Aim of the task → Extract each line holding the word "وهنا" from the entries.

Data listing →
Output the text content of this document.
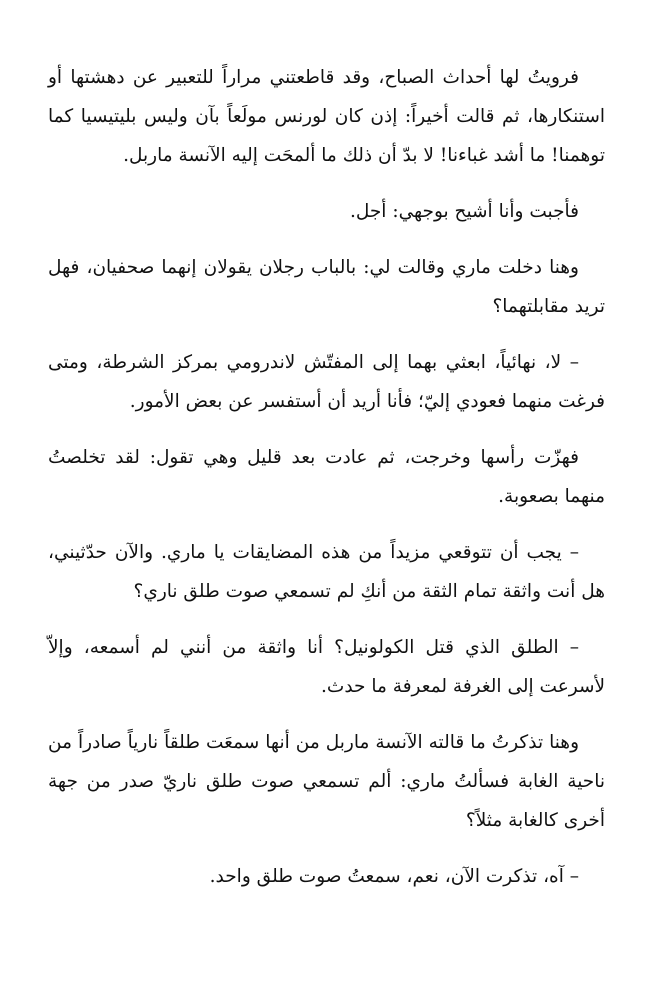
فرويتُ لها أحداث الصباح، وقد قاطعتني مراراً للتعبير عن دهشتها أو استنكارها، ثم قالت أخيراً: إذن كان لورنس مولَعاً بآن وليس بليتيسيا كما توهمنا! ما أشد غباءنا! لا بدّ أن ذلك ما ألمحَت إليه الآنسة ماربل.

فأجبت وأنا أشيح بوجهي: أجل.

وهنا دخلت ماري وقالت لي: بالباب رجلان يقولان إنهما صحفيان، فهل تريد مقابلتهما؟

– لا، نهائياً، ابعثي بهما إلى المفتّش لاندرومي بمركز الشرطة، ومتى فرغت منهما فعودي إليّ؛ فأنا أريد أن أستفسر عن بعض الأمور.

فهزّت رأسها وخرجت، ثم عادت بعد قليل وهي تقول: لقد تخلصتُ منهما بصعوبة.

– يجب أن تتوقعي مزيداً من هذه المضايقات يا ماري. والآن حدّثيني، هل أنت واثقة تمام الثقة من أنكِ لم تسمعي صوت طلق ناري؟

– الطلق الذي قتل الكولونيل؟ أنا واثقة من أنني لم أسمعه، وإلاّ لأسرعت إلى الغرفة لمعرفة ما حدث.

وهنا تذكرتُ ما قالته الآنسة ماربل من أنها سمعَت طلقاً نارياً صادراً من ناحية الغابة فسألتُ ماري: ألم تسمعي صوت طلق ناريّ صدر من جهة أخرى كالغابة مثلاً؟

– آه، تذكرت الآن، نعم، سمعتُ صوت طلق واحد.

Task response →
وهنا دخلت ماري وقالت لي: بالباب رجلان يقولان إنهما صحفيان، فهل تريد مقابلتهما؟
وهنا تذكرتُ ما قالته الآنسة ماربل من أنها سمعَت طلقاً نارياً صادراً من ناحية الغابة فسألتُ ماري: ألم تسمعي صوت طلق ناريّ صدر من جهة أخرى كالغابة مثلاً؟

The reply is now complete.